Dataset items
###

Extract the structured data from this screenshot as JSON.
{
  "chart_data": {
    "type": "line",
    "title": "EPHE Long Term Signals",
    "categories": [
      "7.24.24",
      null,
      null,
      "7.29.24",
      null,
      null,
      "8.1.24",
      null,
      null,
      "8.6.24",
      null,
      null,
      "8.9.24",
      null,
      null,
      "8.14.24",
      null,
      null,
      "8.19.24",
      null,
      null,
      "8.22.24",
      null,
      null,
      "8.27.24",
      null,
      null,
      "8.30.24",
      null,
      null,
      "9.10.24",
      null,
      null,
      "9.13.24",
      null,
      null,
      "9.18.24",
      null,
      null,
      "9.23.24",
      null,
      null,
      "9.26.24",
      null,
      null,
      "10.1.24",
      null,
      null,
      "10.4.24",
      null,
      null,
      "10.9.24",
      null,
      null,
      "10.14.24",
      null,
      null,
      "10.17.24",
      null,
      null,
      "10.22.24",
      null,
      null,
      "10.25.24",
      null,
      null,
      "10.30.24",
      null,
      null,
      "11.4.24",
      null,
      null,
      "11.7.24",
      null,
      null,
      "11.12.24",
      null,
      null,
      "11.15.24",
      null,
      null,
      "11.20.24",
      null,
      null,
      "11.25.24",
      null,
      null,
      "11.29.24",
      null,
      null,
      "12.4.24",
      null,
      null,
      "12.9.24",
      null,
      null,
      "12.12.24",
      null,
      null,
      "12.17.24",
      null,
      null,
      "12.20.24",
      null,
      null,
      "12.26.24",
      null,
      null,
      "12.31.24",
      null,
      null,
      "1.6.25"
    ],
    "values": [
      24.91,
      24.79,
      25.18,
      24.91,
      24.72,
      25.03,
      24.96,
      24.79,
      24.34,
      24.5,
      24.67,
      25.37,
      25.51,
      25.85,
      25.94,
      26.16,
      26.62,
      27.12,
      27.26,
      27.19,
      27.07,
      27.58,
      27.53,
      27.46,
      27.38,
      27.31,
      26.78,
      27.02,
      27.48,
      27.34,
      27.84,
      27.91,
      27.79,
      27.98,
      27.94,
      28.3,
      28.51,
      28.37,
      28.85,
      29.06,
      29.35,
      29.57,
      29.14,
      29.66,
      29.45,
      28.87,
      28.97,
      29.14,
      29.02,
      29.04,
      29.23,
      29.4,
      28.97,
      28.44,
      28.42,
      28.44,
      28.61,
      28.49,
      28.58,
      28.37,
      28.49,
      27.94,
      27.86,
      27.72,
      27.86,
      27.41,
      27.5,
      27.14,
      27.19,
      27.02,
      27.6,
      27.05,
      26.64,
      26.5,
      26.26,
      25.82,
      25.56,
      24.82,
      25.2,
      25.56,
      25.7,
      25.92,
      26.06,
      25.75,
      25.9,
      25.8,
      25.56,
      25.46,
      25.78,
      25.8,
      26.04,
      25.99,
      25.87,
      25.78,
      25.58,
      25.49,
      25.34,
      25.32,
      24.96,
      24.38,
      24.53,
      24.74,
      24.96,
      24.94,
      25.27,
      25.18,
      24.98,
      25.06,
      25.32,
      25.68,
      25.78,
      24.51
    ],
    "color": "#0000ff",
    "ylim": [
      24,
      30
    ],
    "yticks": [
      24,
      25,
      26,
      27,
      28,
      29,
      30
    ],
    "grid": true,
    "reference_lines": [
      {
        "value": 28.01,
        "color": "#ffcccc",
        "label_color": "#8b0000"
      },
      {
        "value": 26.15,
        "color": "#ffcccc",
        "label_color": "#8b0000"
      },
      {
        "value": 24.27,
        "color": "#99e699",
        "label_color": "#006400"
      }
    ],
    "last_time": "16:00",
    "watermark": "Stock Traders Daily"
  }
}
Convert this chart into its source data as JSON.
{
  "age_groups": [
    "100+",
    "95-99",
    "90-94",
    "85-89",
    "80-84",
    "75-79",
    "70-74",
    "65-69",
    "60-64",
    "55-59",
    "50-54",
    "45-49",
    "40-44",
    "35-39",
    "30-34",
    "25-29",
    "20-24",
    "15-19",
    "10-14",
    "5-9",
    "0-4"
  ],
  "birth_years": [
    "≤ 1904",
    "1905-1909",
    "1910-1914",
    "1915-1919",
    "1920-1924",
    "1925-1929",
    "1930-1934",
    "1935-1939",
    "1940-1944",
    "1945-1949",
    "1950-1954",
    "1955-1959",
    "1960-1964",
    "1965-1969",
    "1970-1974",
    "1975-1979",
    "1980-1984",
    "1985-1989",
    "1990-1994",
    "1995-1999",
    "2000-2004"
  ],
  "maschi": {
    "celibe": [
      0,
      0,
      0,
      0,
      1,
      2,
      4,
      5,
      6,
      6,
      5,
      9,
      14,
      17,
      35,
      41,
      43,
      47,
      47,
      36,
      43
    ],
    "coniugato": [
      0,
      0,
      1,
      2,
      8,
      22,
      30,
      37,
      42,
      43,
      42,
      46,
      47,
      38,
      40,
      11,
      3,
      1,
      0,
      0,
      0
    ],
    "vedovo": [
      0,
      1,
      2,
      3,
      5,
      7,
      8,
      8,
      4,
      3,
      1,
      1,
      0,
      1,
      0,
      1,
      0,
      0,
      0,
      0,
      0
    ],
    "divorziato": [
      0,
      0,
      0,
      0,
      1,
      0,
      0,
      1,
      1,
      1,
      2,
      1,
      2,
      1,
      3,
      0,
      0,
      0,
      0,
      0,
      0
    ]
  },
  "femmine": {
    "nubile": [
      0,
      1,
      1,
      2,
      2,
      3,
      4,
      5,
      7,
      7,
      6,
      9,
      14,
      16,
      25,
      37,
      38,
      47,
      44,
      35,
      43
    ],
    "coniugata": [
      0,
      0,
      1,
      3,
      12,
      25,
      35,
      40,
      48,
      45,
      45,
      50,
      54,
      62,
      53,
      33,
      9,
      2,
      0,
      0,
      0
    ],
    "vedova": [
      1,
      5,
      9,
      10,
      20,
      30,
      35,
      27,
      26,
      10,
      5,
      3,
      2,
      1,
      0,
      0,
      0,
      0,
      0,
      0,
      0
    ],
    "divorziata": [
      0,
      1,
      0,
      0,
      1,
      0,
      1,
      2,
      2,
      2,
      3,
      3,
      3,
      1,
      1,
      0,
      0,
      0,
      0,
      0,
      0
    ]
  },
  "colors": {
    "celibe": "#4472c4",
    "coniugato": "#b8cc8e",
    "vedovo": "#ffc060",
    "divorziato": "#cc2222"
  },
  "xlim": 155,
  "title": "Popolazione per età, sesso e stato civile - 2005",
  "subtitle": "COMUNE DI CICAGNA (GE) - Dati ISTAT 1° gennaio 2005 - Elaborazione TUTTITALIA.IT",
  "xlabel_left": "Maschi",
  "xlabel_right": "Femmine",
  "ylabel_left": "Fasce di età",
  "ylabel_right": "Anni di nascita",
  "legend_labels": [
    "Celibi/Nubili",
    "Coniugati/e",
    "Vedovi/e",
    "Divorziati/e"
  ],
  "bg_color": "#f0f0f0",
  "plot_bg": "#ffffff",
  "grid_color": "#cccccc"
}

###

=== Description of the task ===
Repeat the entries shown above, every one, word for word.

=== Completed exercise ===
Extract the structured data from this screenshot as JSON.
{
  "chart_data": {
    "type": "line",
    "title": "EPHE Long Term Signals",
    "categories": [
      "7.24.24",
      null,
      null,
      "7.29.24",
      null,
      null,
      "8.1.24",
      null,
      null,
      "8.6.24",
      null,
      null,
      "8.9.24",
      null,
      null,
      "8.14.24",
      null,
      null,
      "8.19.24",
      null,
      null,
      "8.22.24",
      null,
      null,
      "8.27.24",
      null,
      null,
      "8.30.24",
      null,
      null,
      "9.10.24",
      null,
      null,
      "9.13.24",
      null,
      null,
      "9.18.24",
      null,
      null,
      "9.23.24",
      null,
      null,
      "9.26.24",
      null,
      null,
      "10.1.24",
      null,
      null,
      "10.4.24",
      null,
      null,
      "10.9.24",
      null,
      null,
      "10.14.24",
      null,
      null,
      "10.17.24",
      null,
      null,
      "10.22.24",
      null,
      null,
      "10.25.24",
      null,
      null,
      "10.30.24",
      null,
      null,
      "11.4.24",
      null,
      null,
      "11.7.24",
      null,
      null,
      "11.12.24",
      null,
      null,
      "11.15.24",
      null,
      null,
      "11.20.24",
      null,
      null,
      "11.25.24",
      null,
      null,
      "11.29.24",
      null,
      null,
      "12.4.24",
      null,
      null,
      "12.9.24",
      null,
      null,
      "12.12.24",
      null,
      null,
      "12.17.24",
      null,
      null,
      "12.20.24",
      null,
      null,
      "12.26.24",
      null,
      null,
      "12.31.24",
      null,
      null,
      "1.6.25"
    ],
    "values": [
      24.91,
      24.79,
      25.18,
      24.91,
      24.72,
      25.03,
      24.96,
      24.79,
      24.34,
      24.5,
      24.67,
      25.37,
      25.51,
      25.85,
      25.94,
      26.16,
      26.62,
      27.12,
      27.26,
      27.19,
      27.07,
      27.58,
      27.53,
      27.46,
      27.38,
      27.31,
      26.78,
      27.02,
      27.48,
      27.34,
      27.84,
      27.91,
      27.79,
      27.98,
      27.94,
      28.3,
      28.51,
      28.37,
      28.85,
      29.06,
      29.35,
      29.57,
      29.14,
      29.66,
      29.45,
      28.87,
      28.97,
      29.14,
      29.02,
      29.04,
      29.23,
      29.4,
      28.97,
      28.44,
      28.42,
      28.44,
      28.61,
      28.49,
      28.58,
      28.37,
      28.49,
      27.94,
      27.86,
      27.72,
      27.86,
      27.41,
      27.5,
      27.14,
      27.19,
      27.02,
      27.6,
      27.05,
      26.64,
      26.5,
      26.26,
      25.82,
      25.56,
      24.82,
      25.2,
      25.56,
      25.7,
      25.92,
      26.06,
      25.75,
      25.9,
      25.8,
      25.56,
      25.46,
      25.78,
      25.8,
      26.04,
      25.99,
      25.87,
      25.78,
      25.58,
      25.49,
      25.34,
      25.32,
      24.96,
      24.38,
      24.53,
      24.74,
      24.96,
      24.94,
      25.27,
      25.18,
      24.98,
      25.06,
      25.32,
      25.68,
      25.78,
      24.51
    ],
    "color": "#0000ff",
    "ylim": [
      24,
      30
    ],
    "yticks": [
      24,
      25,
      26,
      27,
      28,
      29,
      30
    ],
    "grid": true,
    "reference_lines": [
      {
        "value": 28.01,
        "color": "#ffcccc",
        "label_color": "#8b0000"
      },
      {
        "value": 26.15,
        "color": "#ffcccc",
        "label_color": "#8b0000"
      },
      {
        "value": 24.27,
        "color": "#99e699",
        "label_color": "#006400"
      }
    ],
    "last_time": "16:00",
    "watermark": "Stock Traders Daily"
  }
}
Convert this chart into its source data as JSON.
{
  "age_groups": [
    "100+",
    "95-99",
    "90-94",
    "85-89",
    "80-84",
    "75-79",
    "70-74",
    "65-69",
    "60-64",
    "55-59",
    "50-54",
    "45-49",
    "40-44",
    "35-39",
    "30-34",
    "25-29",
    "20-24",
    "15-19",
    "10-14",
    "5-9",
    "0-4"
  ],
  "birth_years": [
    "≤ 1904",
    "1905-1909",
    "1910-1914",
    "1915-1919",
    "1920-1924",
    "1925-1929",
    "1930-1934",
    "1935-1939",
    "1940-1944",
    "1945-1949",
    "1950-1954",
    "1955-1959",
    "1960-1964",
    "1965-1969",
    "1970-1974",
    "1975-1979",
    "1980-1984",
    "1985-1989",
    "1990-1994",
    "1995-1999",
    "2000-2004"
  ],
  "maschi": {
    "celibe": [
      0,
      0,
      0,
      0,
      1,
      2,
      4,
      5,
      6,
      6,
      5,
      9,
      14,
      17,
      35,
      41,
      43,
      47,
      47,
      36,
      43
    ],
    "coniugato": [
      0,
      0,
      1,
      2,
      8,
      22,
      30,
      37,
      42,
      43,
      42,
      46,
      47,
      38,
      40,
      11,
      3,
      1,
      0,
      0,
      0
    ],
    "vedovo": [
      0,
      1,
      2,
      3,
      5,
      7,
      8,
      8,
      4,
      3,
      1,
      1,
      0,
      1,
      0,
      1,
      0,
      0,
      0,
      0,
      0
    ],
    "divorziato": [
      0,
      0,
      0,
      0,
      1,
      0,
      0,
      1,
      1,
      1,
      2,
      1,
      2,
      1,
      3,
      0,
      0,
      0,
      0,
      0,
      0
    ]
  },
  "femmine": {
    "nubile": [
      0,
      1,
      1,
      2,
      2,
      3,
      4,
      5,
      7,
      7,
      6,
      9,
      14,
      16,
      25,
      37,
      38,
      47,
      44,
      35,
      43
    ],
    "coniugata": [
      0,
      0,
      1,
      3,
      12,
      25,
      35,
      40,
      48,
      45,
      45,
      50,
      54,
      62,
      53,
      33,
      9,
      2,
      0,
      0,
      0
    ],
    "vedova": [
      1,
      5,
      9,
      10,
      20,
      30,
      35,
      27,
      26,
      10,
      5,
      3,
      2,
      1,
      0,
      0,
      0,
      0,
      0,
      0,
      0
    ],
    "divorziata": [
      0,
      1,
      0,
      0,
      1,
      0,
      1,
      2,
      2,
      2,
      3,
      3,
      3,
      1,
      1,
      0,
      0,
      0,
      0,
      0,
      0
    ]
  },
  "colors": {
    "celibe": "#4472c4",
    "coniugato": "#b8cc8e",
    "vedovo": "#ffc060",
    "divorziato": "#cc2222"
  },
  "xlim": 155,
  "title": "Popolazione per età, sesso e stato civile - 2005",
  "subtitle": "COMUNE DI CICAGNA (GE) - Dati ISTAT 1° gennaio 2005 - Elaborazione TUTTITALIA.IT",
  "xlabel_left": "Maschi",
  "xlabel_right": "Femmine",
  "ylabel_left": "Fasce di età",
  "ylabel_right": "Anni di nascita",
  "legend_labels": [
    "Celibi/Nubili",
    "Coniugati/e",
    "Vedovi/e",
    "Divorziati/e"
  ],
  "bg_color": "#f0f0f0",
  "plot_bg": "#ffffff",
  "grid_color": "#cccccc"
}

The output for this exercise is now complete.